§ What the exercise asks: Pick out the lines below with "Formkastens" and list them.

## start

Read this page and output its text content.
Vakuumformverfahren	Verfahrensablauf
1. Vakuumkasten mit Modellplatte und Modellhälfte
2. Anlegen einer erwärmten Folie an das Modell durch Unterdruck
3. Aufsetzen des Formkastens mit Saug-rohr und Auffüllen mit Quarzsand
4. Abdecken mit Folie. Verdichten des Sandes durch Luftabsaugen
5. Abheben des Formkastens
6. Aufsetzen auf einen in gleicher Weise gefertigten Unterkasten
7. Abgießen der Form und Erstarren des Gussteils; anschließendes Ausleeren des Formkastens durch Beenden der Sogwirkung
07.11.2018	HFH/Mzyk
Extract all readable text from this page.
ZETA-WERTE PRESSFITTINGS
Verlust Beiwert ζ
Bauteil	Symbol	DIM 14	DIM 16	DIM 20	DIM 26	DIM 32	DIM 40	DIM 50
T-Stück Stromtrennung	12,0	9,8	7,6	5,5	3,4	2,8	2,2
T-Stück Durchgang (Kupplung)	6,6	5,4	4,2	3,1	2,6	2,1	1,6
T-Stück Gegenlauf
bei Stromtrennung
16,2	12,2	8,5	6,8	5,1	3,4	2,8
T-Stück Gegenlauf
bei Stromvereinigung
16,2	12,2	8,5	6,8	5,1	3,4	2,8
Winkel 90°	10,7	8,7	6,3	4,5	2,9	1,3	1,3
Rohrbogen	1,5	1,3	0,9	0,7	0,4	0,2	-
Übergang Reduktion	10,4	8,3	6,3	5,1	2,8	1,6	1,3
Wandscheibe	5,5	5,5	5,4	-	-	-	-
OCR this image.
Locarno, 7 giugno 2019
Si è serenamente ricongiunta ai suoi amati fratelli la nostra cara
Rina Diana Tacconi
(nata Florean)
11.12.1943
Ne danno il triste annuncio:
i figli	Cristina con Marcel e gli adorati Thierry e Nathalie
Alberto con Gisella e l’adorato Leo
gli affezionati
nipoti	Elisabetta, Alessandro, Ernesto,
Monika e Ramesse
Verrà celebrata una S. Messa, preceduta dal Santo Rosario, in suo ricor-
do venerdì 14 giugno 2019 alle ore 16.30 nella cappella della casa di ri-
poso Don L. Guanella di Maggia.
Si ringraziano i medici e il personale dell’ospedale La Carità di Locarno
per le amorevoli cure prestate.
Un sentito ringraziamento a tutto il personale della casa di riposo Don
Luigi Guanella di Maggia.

## end

§ Problem solution:
3. Aufsetzen des Formkastens mit Saug-rohr und Auffüllen mit Quarzsand
5. Abheben des Formkastens
7. Abgießen der Form und Erstarren des Gussteils; anschließendes Ausleeren des Formkastens durch Beenden der Sogwirkung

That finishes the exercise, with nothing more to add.